### Problem details
Here are some records; copy every line that holds the word "欢迎和支持".

Begin

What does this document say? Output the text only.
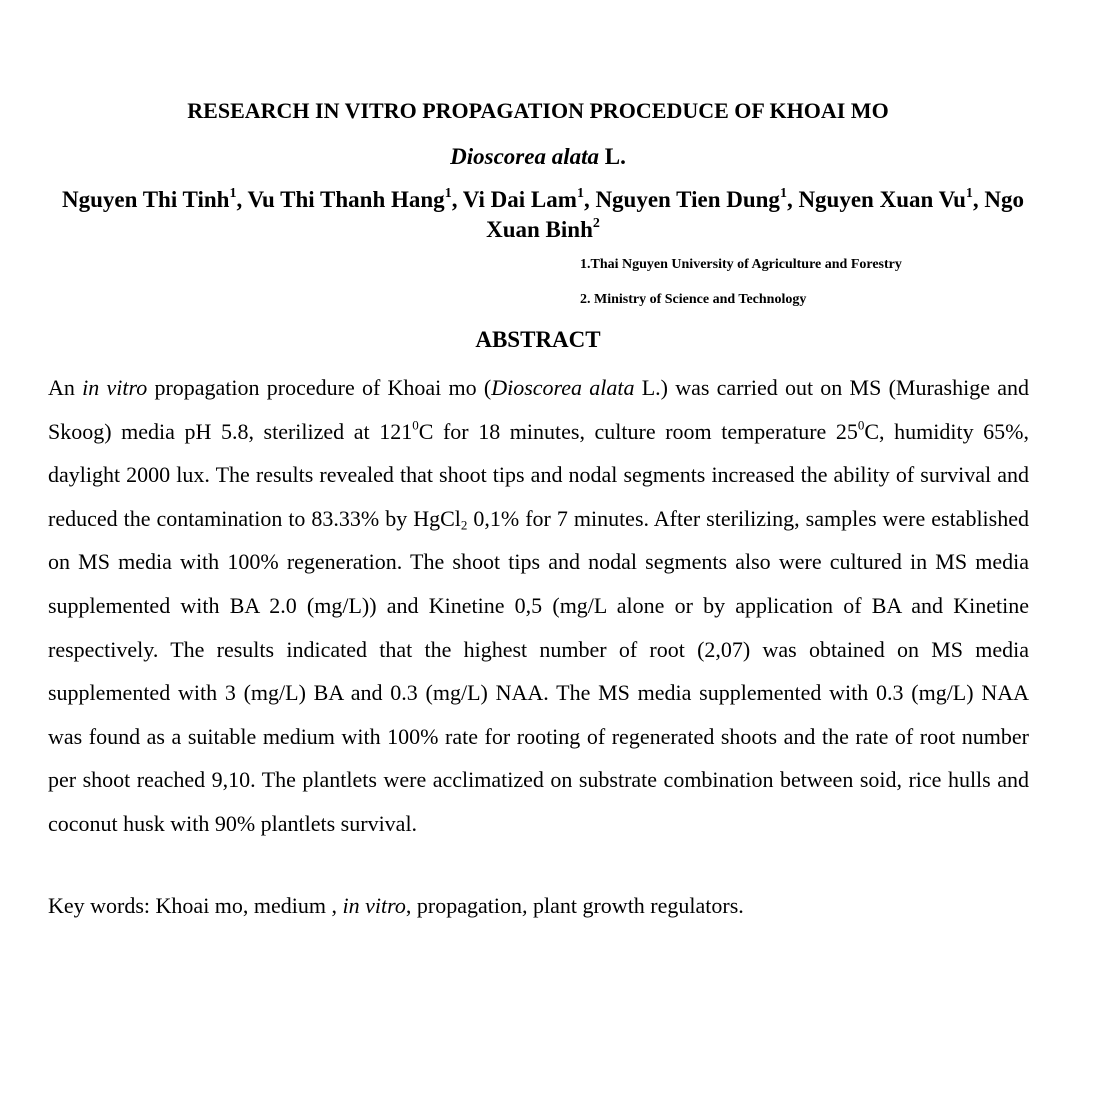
RESEARCH IN VITRO PROPAGATION PROCEDUCE OF KHOAI MO
Dioscorea alata L.
Nguyen Thi Tinh$^1$, Vu Thi Thanh Hang$^1$, Vi Dai Lam$^1$, Nguyen Tien Dung$^1$, Nguyen Xuan Vu$^1$, Ngo Xuan Binh$^2$
1.Thai Nguyen University of Agriculture and Forestry
2. Ministry of Science and Technology
ABSTRACT
An in vitro propagation procedure of Khoai mo (Dioscorea alata L.) was carried out on MS (Murashige and Skoog) media pH 5.8, sterilized at $121^0C$ for 18 minutes, culture room temperature $25^0C$, humidity 65%, daylight 2000 lux. The results revealed that shoot tips and nodal segments increased the ability of survival and reduced the contamination to 83.33% by HgCl$_2$ 0,1% for 7 minutes. After sterilizing, samples were established on MS media with 100% regeneration. The shoot tips and nodal segments also were cultured in MS media supplemented with BA 2.0 (mg/L)) and Kinetine 0,5 (mg/L alone or by application of BA and Kinetine respectively. The results indicated that the highest number of root (2,07) was obtained on MS media supplemented with 3 (mg/L) BA and 0.3 (mg/L) NAA. The MS media supplemented with 0.3 (mg/L) NAA was found as a suitable medium with 100% rate for rooting of regenerated shoots and the rate of root number per shoot reached 9,10. The plantlets were acclimatized on substrate combination between soid, rice hulls and coconut husk with 90% plantlets survival.
Key words: Khoai mo, medium , in vitro, propagation, plant growth regulators.
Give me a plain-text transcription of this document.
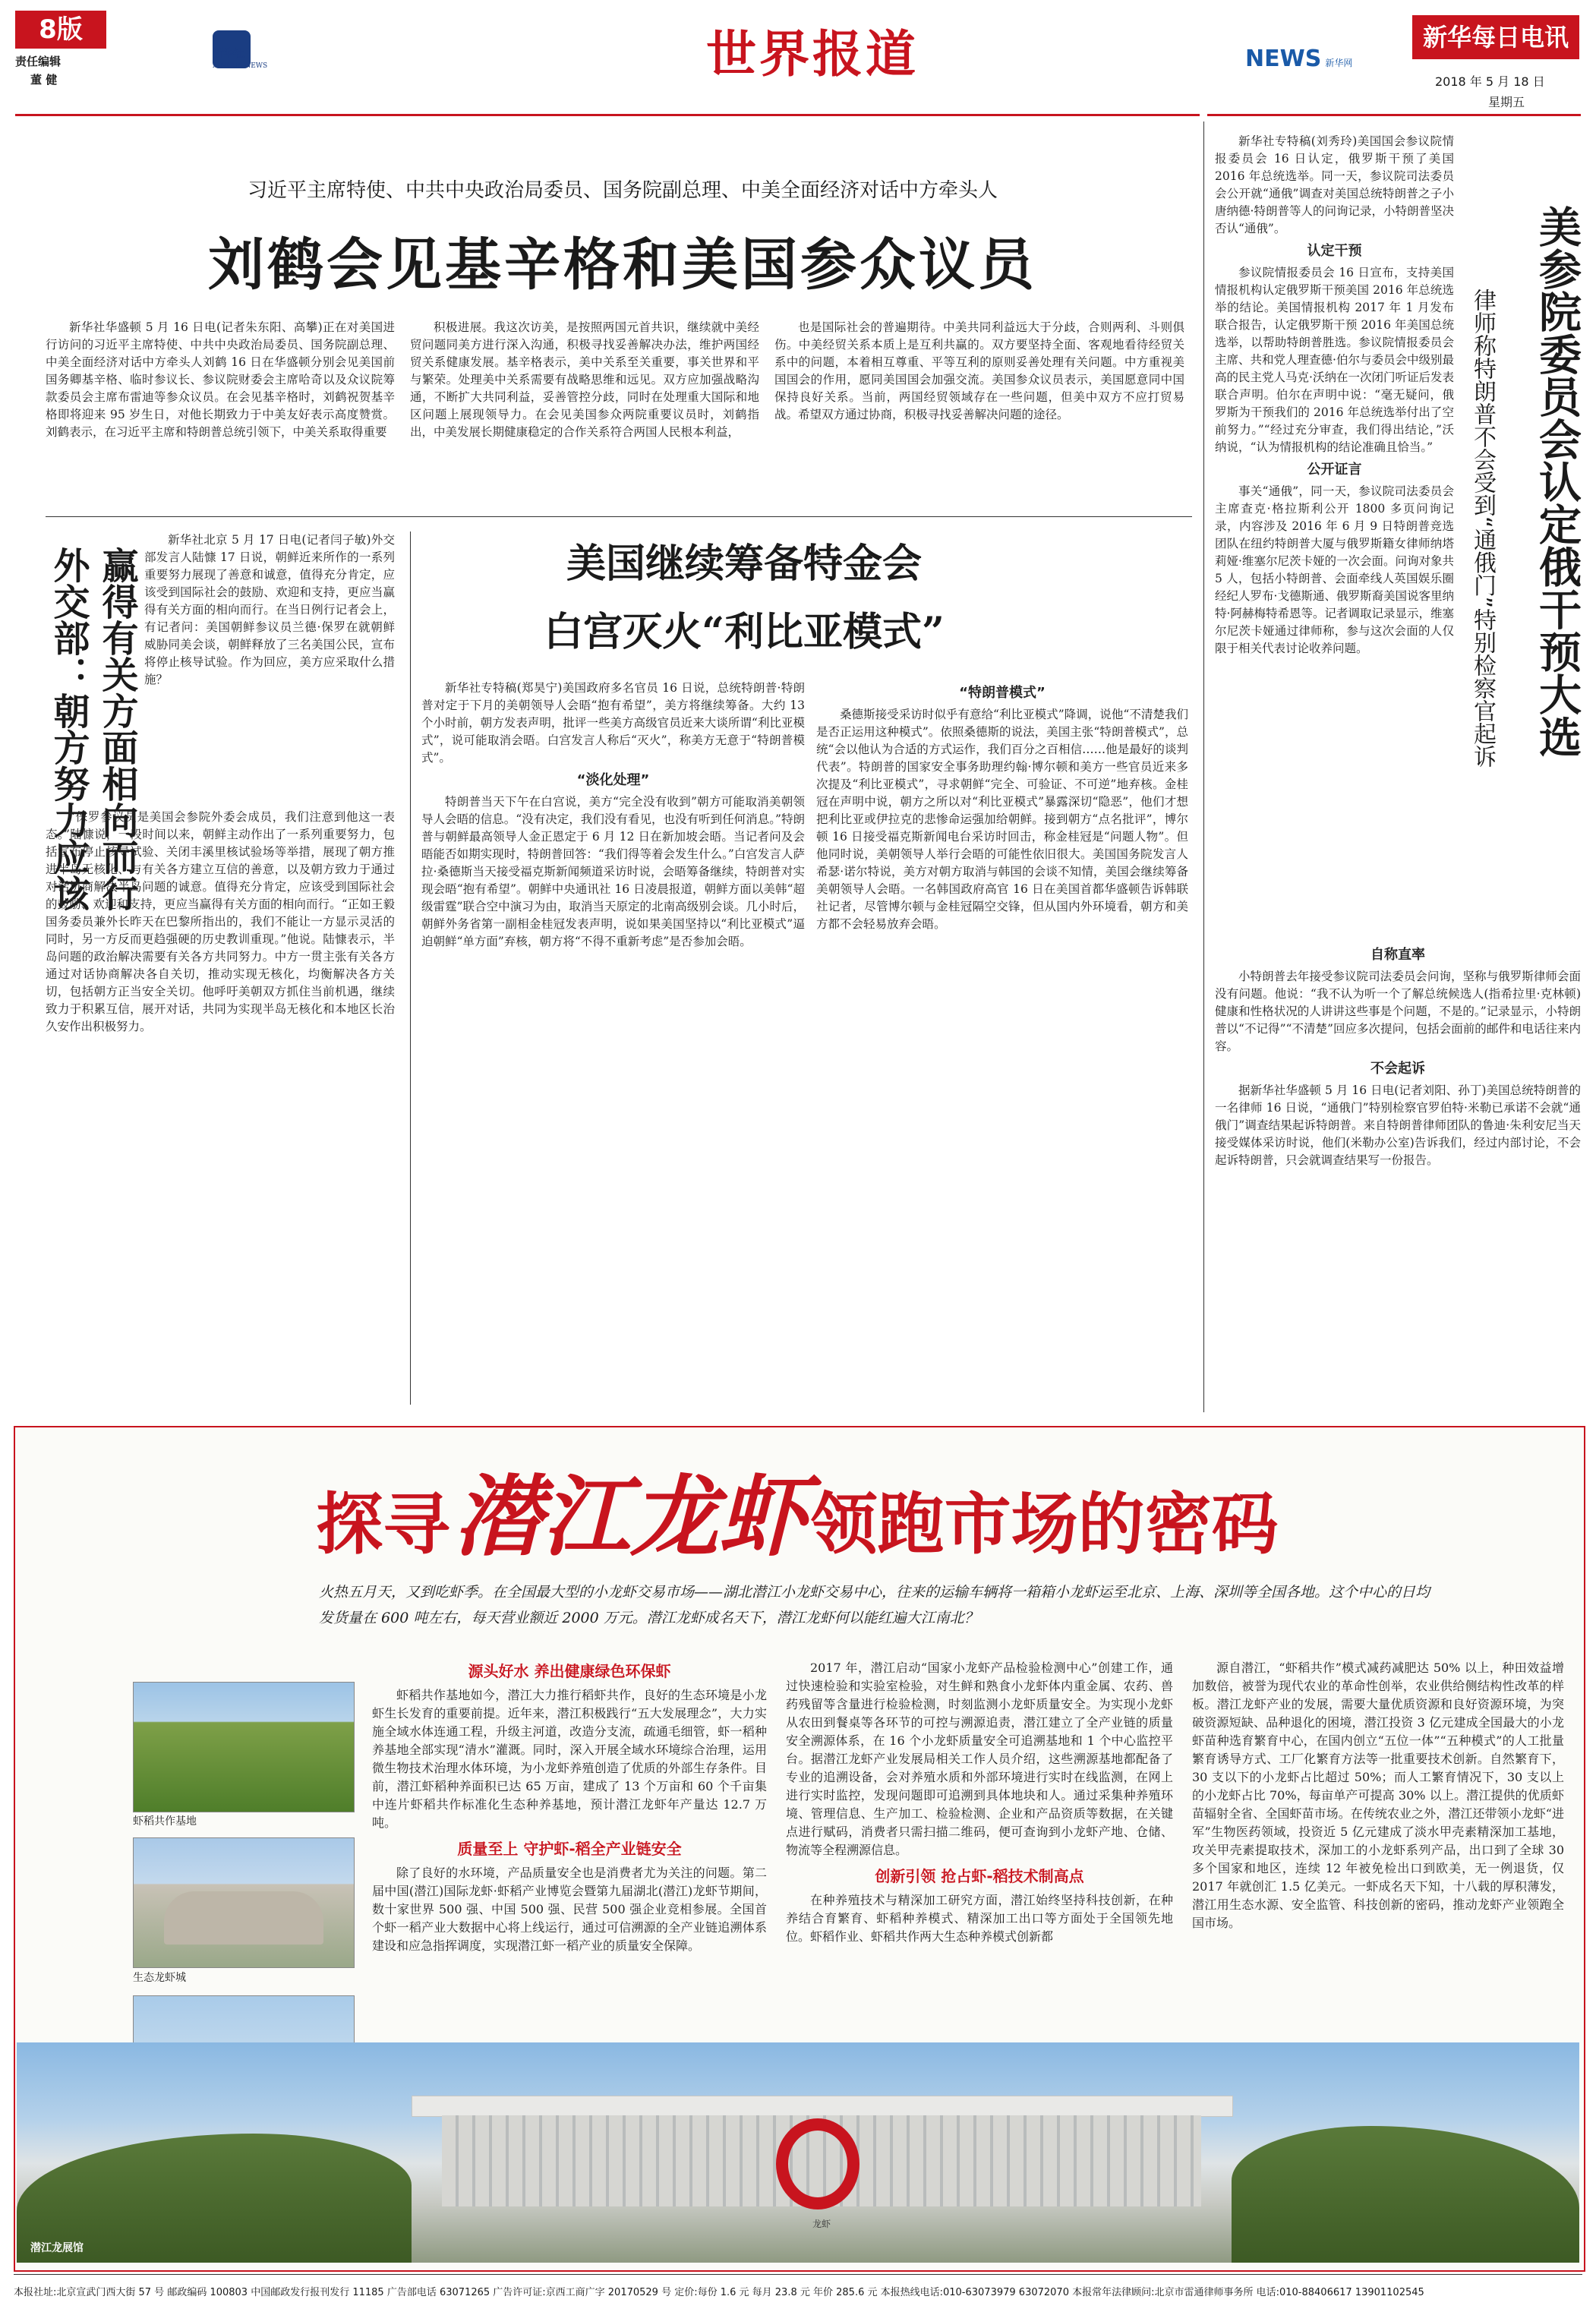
8版
责任编辑
董 健
新华社
XINHUA NEWS	世界报道	NEWS 新华网
新华每日电讯
2018 年 5 月 18 日
星期五
习近平主席特使、中共中央政治局委员、国务院副总理、中美全面经济对话中方牵头人
刘鹤会见基辛格和美国参众议员

新华社华盛顿 5 月 16 日电(记者朱东阳、高攀)正在对美国进行访问的习近平主席特使、中共中央政治局委员、国务院副总理、中美全面经济对话中方牵头人刘鹤 16 日在华盛顿分别会见美国前国务卿基辛格、临时参议长、参议院财委会主席哈奇以及众议院筹款委员会主席布雷迪等参众议员。在会见基辛格时，刘鹤祝贺基辛格即将迎来 95 岁生日，对他长期致力于中美友好表示高度赞赏。刘鹤表示，在习近平主席和特朗普总统引领下，中美关系取得重要

积极进展。我这次访美，是按照两国元首共识，继续就中美经贸问题同美方进行深入沟通，积极寻找妥善解决办法，维护两国经贸关系健康发展。基辛格表示，美中关系至关重要，事关世界和平与繁荣。处理美中关系需要有战略思维和远见。双方应加强战略沟通，不断扩大共同利益，妥善管控分歧，同时在处理重大国际和地区问题上展现领导力。在会见美国参众两院重要议员时，刘鹤指出，中美发展长期健康稳定的合作关系符合两国人民根本利益，

也是国际社会的普遍期待。中美共同利益远大于分歧，合则两利、斗则俱伤。中美经贸关系本质上是互利共赢的。双方要坚持全面、客观地看待经贸关系中的问题，本着相互尊重、平等互利的原则妥善处理有关问题。中方重视美国国会的作用，愿同美国国会加强交流。美国参众议员表示，美国愿意同中国保持良好关系。当前，两国经贸领域存在一些问题，但美中双方不应打贸易战。希望双方通过协商，积极寻找妥善解决问题的途径。

外交部：朝方努力应该 赢得有关方面相向而行

新华社北京 5 月 17 日电(记者闫子敏)外交部发言人陆慷 17 日说，朝鲜近来所作的一系列重要努力展现了善意和诚意，值得充分肯定，应该受到国际社会的鼓励、欢迎和支持，更应当赢得有关方面的相向而行。在当日例行记者会上，有记者问：美国朝鲜参议员兰德·保罗在就朝鲜威胁同美会谈，朝鲜释放了三名美国公民，宣布将停止核导试验。作为回应，美方应采取什么措施？

“保罗参议员是美国会参院外委会成员，我们注意到他这一表态。”陆慷说，一段时间以来，朝鲜主动作出了一系列重要努力，包括宣布停止核导试验、关闭丰溪里核试验场等举措，展现了朝方推进半岛无核化、与有关各方建立互信的善意，以及朝方致力于通过对话协商解决半岛问题的诚意。值得充分肯定，应该受到国际社会的鼓励、欢迎和支持，更应当赢得有关方面的相向而行。“正如王毅国务委员兼外长昨天在巴黎所指出的，我们不能让一方显示灵活的同时，另一方反而更趋强硬的历史教训重现。”他说。陆慷表示，半岛问题的政治解决需要有关各方共同努力。中方一贯主张有关各方通过对话协商解决各自关切，推动实现无核化，均衡解决各方关切，包括朝方正当安全关切。他呼吁美朝双方抓住当前机遇，继续致力于积累互信，展开对话，共同为实现半岛无核化和本地区长治久安作出积极努力。

美国继续筹备特金会
白宫灭火“利比亚模式”

新华社专特稿(郑昊宁)美国政府多名官员 16 日说，总统特朗普·特朗普对定于下月的美朝领导人会晤“抱有希望”，美方将继续筹备。大约 13 个小时前，朝方发表声明，批评一些美方高级官员近来大谈所谓“利比亚模式”，说可能取消会晤。白宫发言人称后“灭火”，称美方无意于“特朗普模式”。

“淡化处理”

特朗普当天下午在白宫说，美方“完全没有收到”朝方可能取消美朝领导人会晤的信息。“没有决定，我们没有看见，也没有听到任何消息。”特朗普与朝鲜最高领导人金正恩定于 6 月 12 日在新加坡会晤。当记者问及会晤能否如期实现时，特朗普回答：“我们得等着会发生什么。”白宫发言人萨拉·桑德斯当天接受福克斯新闻频道采访时说，会晤筹备继续，特朗普对实现会晤“抱有希望”。朝鲜中央通讯社 16 日凌晨报道，朝鲜方面以美韩“超级雷霆”联合空中演习为由，取消当天原定的北南高级别会谈。几小时后，朝鲜外务省第一副相金桂冠发表声明，说如果美国坚持以“利比亚模式”逼迫朝鲜“单方面”弃核，朝方将“不得不重新考虑”是否参加会晤。

“特朗普模式”

桑德斯接受采访时似乎有意给“利比亚模式”降调，说他“不清楚我们是否正运用这种模式”。依照桑德斯的说法，美国主张“特朗普模式”，总统“会以他认为合适的方式运作，我们百分之百相信……他是最好的谈判代表”。特朗普的国家安全事务助理约翰·博尔顿和美方一些官员近来多次提及“利比亚模式”，寻求朝鲜“完全、可验证、不可逆”地弃核。金桂冠在声明中说，朝方之所以对“利比亚模式”暴露深切“隐恶”，他们才想把利比亚或伊拉克的悲惨命运强加给朝鲜。接到朝方“点名批评”，博尔顿 16 日接受福克斯新闻电台采访时回击，称金桂冠是“问题人物”。但他同时说，美朝领导人举行会晤的可能性依旧很大。美国国务院发言人希瑟·诺尔特说，美方对朝方取消与韩国的会谈不知情，美国会继续筹备美朝领导人会晤。一名韩国政府高官 16 日在美国首都华盛顿告诉韩联社记者，尽管博尔顿与金桂冠隔空交锋，但从国内外环境看，朝方和美方都不会轻易放弃会晤。

美参院委员会认定俄干预大选
律师称特朗普不会受到“通俄门”特别检察官起诉

新华社专特稿(刘秀玲)美国国会参议院情报委员会 16 日认定，俄罗斯干预了美国 2016 年总统选举。同一天，参议院司法委员会公开就“通俄”调查对美国总统特朗普之子小唐纳德·特朗普等人的问询记录，小特朗普坚决否认“通俄”。

认定干预

参议院情报委员会 16 日宣布，支持美国情报机构认定俄罗斯干预美国 2016 年总统选举的结论。美国情报机构 2017 年 1 月发布联合报告，认定俄罗斯干预 2016 年美国总统选举，以帮助特朗普胜选。参议院情报委员会主席、共和党人理查德·伯尔与委员会中级别最高的民主党人马克·沃纳在一次闭门听证后发表联合声明。伯尔在声明中说：“毫无疑问，俄罗斯为干预我们的 2016 年总统选举付出了空前努力。”“经过充分审查，我们得出结论，”沃纳说，“认为情报机构的结论准确且恰当。”

公开证言

事关“通俄”，同一天，参议院司法委员会主席查克·格拉斯利公开 1800 多页问询记录，内容涉及 2016 年 6 月 9 日特朗普竞选团队在纽约特朗普大厦与俄罗斯籍女律师纳塔莉娅·维塞尔尼茨卡娅的一次会面。问询对象共 5 人，包括小特朗普、会面牵线人英国娱乐圈经纪人罗布·戈德斯通、俄罗斯裔美国说客里纳特·阿赫梅特希恩等。记者调取记录显示，维塞尔尼茨卡娅通过律师称，参与这次会面的人仅限于相关代表讨论收养问题。

自称直率

小特朗普去年接受参议院司法委员会问询，坚称与俄罗斯律师会面没有问题。他说：“我不认为听一个了解总统候选人(指希拉里·克林顿)健康和性格状况的人讲讲这些事是个问题，不是的。”记录显示，小特朗普以“不记得”“不清楚”回应多次提问，包括会面前的邮件和电话往来内容。

不会起诉

据新华社华盛顿 5 月 16 日电(记者刘阳、孙丁)美国总统特朗普的一名律师 16 日说，“通俄门”特别检察官罗伯特·米勒已承诺不会就“通俄门”调查结果起诉特朗普。来自特朗普律师团队的鲁迪·朱利安尼当天接受媒体采访时说，他们(米勒办公室)告诉我们，经过内部讨论，不会起诉特朗普，只会就调查结果写一份报告。

探寻 潜江龙虾 领跑市场的密码
火热五月天，又到吃虾季。在全国最大型的小龙虾交易市场——湖北潜江小龙虾交易中心，往来的运输车辆将一箱箱小龙虾运至北京、上海、深圳等全国各地。这个中心的日均发货量在 600 吨左右，每天营业额近 2000 万元。潜江龙虾成名天下，潜江龙虾何以能红遍大江南北？
虾稻共作基地
生态龙虾城
龙虾
潜江龙展馆
源头好水 养出健康绿色环保虾

虾稻共作基地如今，潜江大力推行稻虾共作，良好的生态环境是小龙虾生长发育的重要前提。近年来，潜江积极践行“五大发展理念”，大力实施全域水体连通工程，升级主河道，改造分支流，疏通毛细管，虾一稻种养基地全部实现“清水”灌溉。同时，深入开展全域水环境综合治理，运用微生物技术治理水体环境，为小龙虾养殖创造了优质的外部生存条件。目前，潜江虾稻种养面积已达 65 万亩，建成了 13 个万亩和 60 个千亩集中连片虾稻共作标准化生态种养基地，预计潜江龙虾年产量达 12.7 万吨。

质量至上 守护虾-稻全产业链安全

除了良好的水环境，产品质量安全也是消费者尤为关注的问题。第二届中国(潜江)国际龙虾·虾稻产业博览会暨第九届湖北(潜江)龙虾节期间，数十家世界 500 强、中国 500 强、民营 500 强企业竞相参展。全国首个虾一稻产业大数据中心将上线运行，通过可信溯源的全产业链追溯体系建设和应急指挥调度，实现潜江虾一稻产业的质量安全保障。

2017 年，潜江启动“国家小龙虾产品检验检测中心”创建工作，通过快速检验和实验室检验，对生鲜和熟食小龙虾体内重金属、农药、兽药残留等含量进行检验检测，时刻监测小龙虾质量安全。为实现小龙虾从农田到餐桌等各环节的可控与溯源追责，潜江建立了全产业链的质量安全溯源体系，在 16 个小龙虾质量安全可追溯基地和 1 个中心监控平台。据潜江龙虾产业发展局相关工作人员介绍，这些溯源基地都配备了专业的追溯设备，会对养殖水质和外部环境进行实时在线监测，在网上进行实时监控，发现问题即可追溯到具体地块和人。通过采集种养殖环境、管理信息、生产加工、检验检测、企业和产品资质等数据，在关键点进行赋码，消费者只需扫描二维码，便可查询到小龙虾产地、仓储、物流等全程溯源信息。

创新引领 抢占虾-稻技术制高点

在种养殖技术与精深加工研究方面，潜江始终坚持科技创新，在种养结合育繁育、虾稻种养模式、精深加工出口等方面处于全国领先地位。虾稻作业、虾稻共作两大生态种养模式创新都

源自潜江，“虾稻共作”模式减药减肥达 50% 以上，种田效益增加数倍，被誉为现代农业的革命性创举，农业供给侧结构性改革的样板。潜江龙虾产业的发展，需要大量优质资源和良好资源环境，为突破资源短缺、品种退化的困境，潜江投资 3 亿元建成全国最大的小龙虾苗种选育繁育中心，在国内创立“五位一体”“五种模式”的人工批量繁育诱导方式、工厂化繁育方法等一批重要技术创新。自然繁育下，30 支以下的小龙虾占比超过 50%；而人工繁育情况下，30 支以上的小龙虾占比 70%，每亩单产可提高 30% 以上。潜江提供的优质虾苗辐射全省、全国虾苗市场。在传统农业之外，潜江还带领小龙虾“进军”生物医药领域，投资近 5 亿元建成了淡水甲壳素精深加工基地，攻关甲壳素提取技术，深加工的小龙虾系列产品，出口到了全球 30 多个国家和地区，连续 12 年被免检出口到欧美，无一例退货，仅 2017 年就创汇 1.5 亿美元。一虾成名天下知，十八载的厚积薄发，潜江用生态水源、安全监管、科技创新的密码，推动龙虾产业领跑全国市场。

本报社址:北京宣武门西大街 57 号 邮政编码 100803 中国邮政发行报刊发行 11185 广告部电话 63071265 广告许可证:京西工商广字 20170529 号 定价:每份 1.6 元 每月 23.8 元 年价 285.6 元 本报热线电话:010-63073979 63072070 本报常年法律顾问:北京市雷通律师事务所 电话:010-88406617 13901102545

End

### Task solution
新华社北京 5 月 17 日电(记者闫子敏)外交部发言人陆慷 17 日说，朝鲜近来所作的一系列重要努力展现了善意和诚意，值得充分肯定，应该受到国际社会的鼓励、欢迎和支持，更应当赢得有关方面的相向而行。在当日例行记者会上，有记者问：美国朝鲜参议员兰德·保罗在就朝鲜威胁同美会谈，朝鲜释放了三名美国公民，宣布将停止核导试验。作为回应，美方应采取什么措施？
“保罗参议员是美国会参院外委会成员，我们注意到他这一表态。”陆慷说，一段时间以来，朝鲜主动作出了一系列重要努力，包括宣布停止核导试验、关闭丰溪里核试验场等举措，展现了朝方推进半岛无核化、与有关各方建立互信的善意，以及朝方致力于通过对话协商解决半岛问题的诚意。值得充分肯定，应该受到国际社会的鼓励、欢迎和支持，更应当赢得有关方面的相向而行。“正如王毅国务委员兼外长昨天在巴黎所指出的，我们不能让一方显示灵活的同时，另一方反而更趋强硬的历史教训重现。”他说。陆慷表示，半岛问题的政治解决需要有关各方共同努力。中方一贯主张有关各方通过对话协商解决各自关切，推动实现无核化，均衡解决各方关切，包括朝方正当安全关切。他呼吁美朝双方抓住当前机遇，继续致力于积累互信，展开对话，共同为实现半岛无核化和本地区长治久安作出积极努力。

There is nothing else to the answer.